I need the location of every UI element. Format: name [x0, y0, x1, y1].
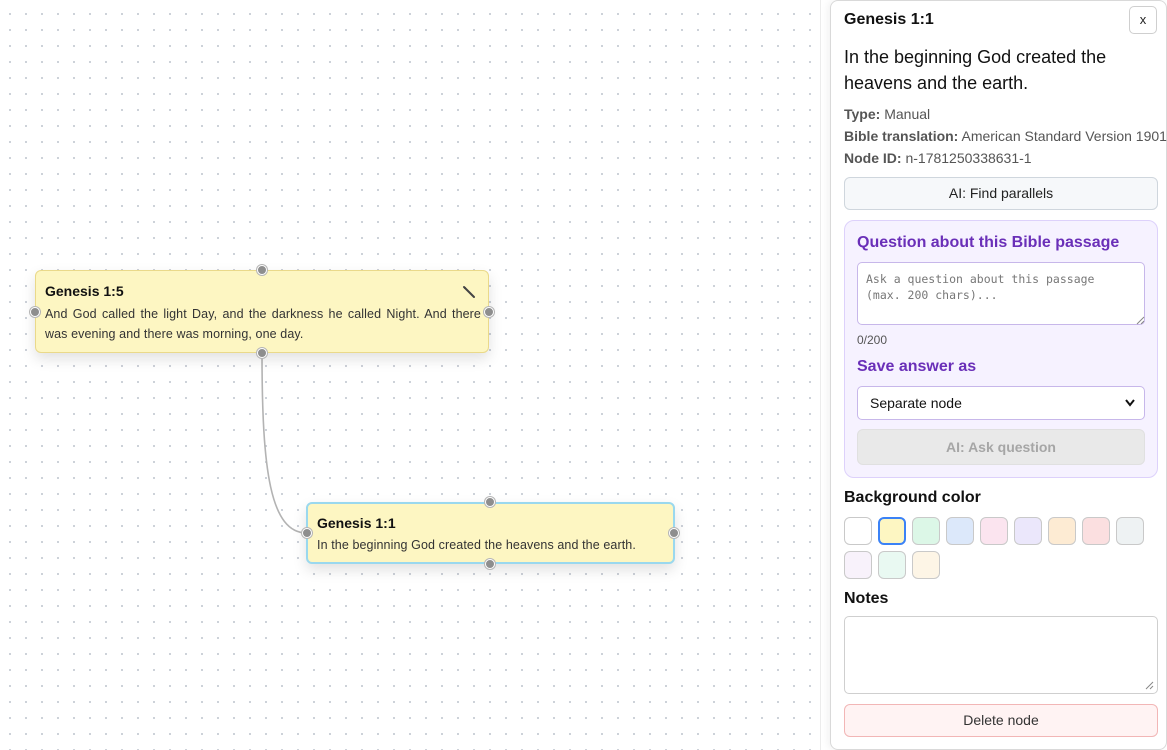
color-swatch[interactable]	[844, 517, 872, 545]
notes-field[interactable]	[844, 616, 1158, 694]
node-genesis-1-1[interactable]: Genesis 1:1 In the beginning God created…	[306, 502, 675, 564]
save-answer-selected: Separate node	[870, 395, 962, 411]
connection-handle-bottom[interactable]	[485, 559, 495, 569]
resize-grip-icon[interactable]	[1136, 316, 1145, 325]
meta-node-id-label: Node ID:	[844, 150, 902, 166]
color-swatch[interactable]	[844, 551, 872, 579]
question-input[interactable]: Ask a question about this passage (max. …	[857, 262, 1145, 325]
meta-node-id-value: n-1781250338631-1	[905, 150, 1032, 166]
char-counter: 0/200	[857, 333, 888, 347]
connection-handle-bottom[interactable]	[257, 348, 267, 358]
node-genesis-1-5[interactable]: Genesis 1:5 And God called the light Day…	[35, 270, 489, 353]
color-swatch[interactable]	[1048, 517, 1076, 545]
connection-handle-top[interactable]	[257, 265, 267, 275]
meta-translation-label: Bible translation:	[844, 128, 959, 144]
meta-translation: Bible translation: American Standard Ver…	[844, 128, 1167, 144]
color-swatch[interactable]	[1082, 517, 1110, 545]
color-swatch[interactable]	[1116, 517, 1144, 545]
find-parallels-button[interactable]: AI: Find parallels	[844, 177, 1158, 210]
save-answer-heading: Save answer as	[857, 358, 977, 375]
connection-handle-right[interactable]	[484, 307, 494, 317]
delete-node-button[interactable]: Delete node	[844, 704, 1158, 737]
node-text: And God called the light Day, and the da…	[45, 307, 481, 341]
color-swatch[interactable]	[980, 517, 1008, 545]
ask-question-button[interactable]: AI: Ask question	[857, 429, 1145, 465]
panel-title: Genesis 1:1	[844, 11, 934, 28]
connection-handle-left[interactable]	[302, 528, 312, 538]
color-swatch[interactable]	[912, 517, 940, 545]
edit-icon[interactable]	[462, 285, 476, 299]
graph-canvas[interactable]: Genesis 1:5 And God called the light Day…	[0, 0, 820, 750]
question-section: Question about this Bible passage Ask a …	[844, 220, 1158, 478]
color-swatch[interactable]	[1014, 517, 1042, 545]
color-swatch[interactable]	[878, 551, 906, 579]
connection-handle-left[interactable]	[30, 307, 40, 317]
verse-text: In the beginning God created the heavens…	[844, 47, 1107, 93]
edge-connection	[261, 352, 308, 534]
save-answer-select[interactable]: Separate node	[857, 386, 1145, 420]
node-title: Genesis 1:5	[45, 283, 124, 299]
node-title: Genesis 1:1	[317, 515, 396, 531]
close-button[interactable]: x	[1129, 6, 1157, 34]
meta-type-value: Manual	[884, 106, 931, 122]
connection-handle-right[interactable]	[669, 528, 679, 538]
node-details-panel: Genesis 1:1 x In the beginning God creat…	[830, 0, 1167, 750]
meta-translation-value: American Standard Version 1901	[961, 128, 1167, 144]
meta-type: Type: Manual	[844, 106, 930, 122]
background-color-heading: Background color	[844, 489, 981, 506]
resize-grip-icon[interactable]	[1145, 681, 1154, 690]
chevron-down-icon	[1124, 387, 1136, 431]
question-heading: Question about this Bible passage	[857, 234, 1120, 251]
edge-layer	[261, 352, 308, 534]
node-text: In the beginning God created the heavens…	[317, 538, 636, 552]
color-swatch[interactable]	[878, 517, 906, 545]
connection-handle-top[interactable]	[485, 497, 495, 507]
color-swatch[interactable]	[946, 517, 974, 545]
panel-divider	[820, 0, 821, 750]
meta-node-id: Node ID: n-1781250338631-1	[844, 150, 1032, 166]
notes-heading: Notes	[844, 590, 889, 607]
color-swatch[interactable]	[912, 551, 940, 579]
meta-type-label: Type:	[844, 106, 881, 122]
* * *
Leave the pictures out. Otherwise, output the listing above exactly.

▶ **Task answer**:
I need the location of every UI element. Format: name [x0, y0, x1, y1].
color-swatch[interactable]	[844, 517, 872, 545]
notes-field[interactable]	[844, 616, 1158, 694]
node-genesis-1-1[interactable]: Genesis 1:1 In the beginning God created…	[306, 502, 675, 564]
save-answer-selected: Separate node	[870, 395, 962, 411]
connection-handle-bottom[interactable]	[485, 559, 495, 569]
resize-grip-icon[interactable]	[1136, 316, 1145, 325]
meta-node-id-label: Node ID:	[844, 150, 902, 166]
color-swatch[interactable]	[844, 551, 872, 579]
question-input[interactable]: Ask a question about this passage (max. …	[857, 262, 1145, 325]
meta-node-id-value: n-1781250338631-1	[905, 150, 1032, 166]
char-counter: 0/200	[857, 333, 888, 347]
connection-handle-bottom[interactable]	[257, 348, 267, 358]
node-genesis-1-5[interactable]: Genesis 1:5 And God called the light Day…	[35, 270, 489, 353]
color-swatch[interactable]	[1048, 517, 1076, 545]
connection-handle-top[interactable]	[257, 265, 267, 275]
meta-translation-label: Bible translation:	[844, 128, 959, 144]
meta-translation: Bible translation: American Standard Ver…	[844, 128, 1167, 144]
color-swatch[interactable]	[1082, 517, 1110, 545]
color-swatch[interactable]	[1116, 517, 1144, 545]
find-parallels-button[interactable]: AI: Find parallels	[844, 177, 1158, 210]
save-answer-heading: Save answer as	[857, 358, 977, 375]
connection-handle-right[interactable]	[484, 307, 494, 317]
delete-node-button[interactable]: Delete node	[844, 704, 1158, 737]
node-text: And God called the light Day, and the da…	[45, 307, 481, 341]
color-swatch[interactable]	[980, 517, 1008, 545]
ask-question-button[interactable]: AI: Ask question	[857, 429, 1145, 465]
panel-title: Genesis 1:1	[844, 11, 934, 28]
connection-handle-left[interactable]	[302, 528, 312, 538]
color-swatch[interactable]	[912, 517, 940, 545]
edit-icon[interactable]	[462, 285, 476, 299]
graph-canvas[interactable]: Genesis 1:5 And God called the light Day…	[0, 0, 820, 750]
question-section: Question about this Bible passage Ask a …	[844, 220, 1158, 478]
color-swatch[interactable]	[1014, 517, 1042, 545]
color-swatch[interactable]	[878, 551, 906, 579]
connection-handle-left[interactable]	[30, 307, 40, 317]
verse-text: In the beginning God created the heavens…	[844, 47, 1107, 93]
edge-connection	[261, 352, 308, 534]
save-answer-select[interactable]: Separate node	[857, 386, 1145, 420]
node-title: Genesis 1:5	[45, 283, 124, 299]
node-title: Genesis 1:1	[317, 515, 396, 531]
close-button[interactable]: x	[1129, 6, 1157, 34]
meta-type-value: Manual	[884, 106, 931, 122]
connection-handle-right[interactable]	[669, 528, 679, 538]
node-details-panel: Genesis 1:1 x In the beginning God creat…	[830, 0, 1167, 750]
meta-translation-value: American Standard Version 1901	[961, 128, 1167, 144]
meta-type: Type: Manual	[844, 106, 930, 122]
background-color-heading: Background color	[844, 489, 981, 506]
resize-grip-icon[interactable]	[1145, 681, 1154, 690]
chevron-down-icon	[1124, 387, 1136, 431]
question-heading: Question about this Bible passage	[857, 234, 1120, 251]
edge-layer	[261, 352, 308, 534]
node-text: In the beginning God created the heavens…	[317, 538, 636, 552]
color-swatch[interactable]	[878, 517, 906, 545]
connection-handle-top[interactable]	[485, 497, 495, 507]
color-swatch[interactable]	[946, 517, 974, 545]
panel-divider	[820, 0, 821, 750]
meta-node-id: Node ID: n-1781250338631-1	[844, 150, 1032, 166]
notes-heading: Notes	[844, 590, 889, 607]
color-swatch[interactable]	[912, 551, 940, 579]
meta-type-label: Type:	[844, 106, 881, 122]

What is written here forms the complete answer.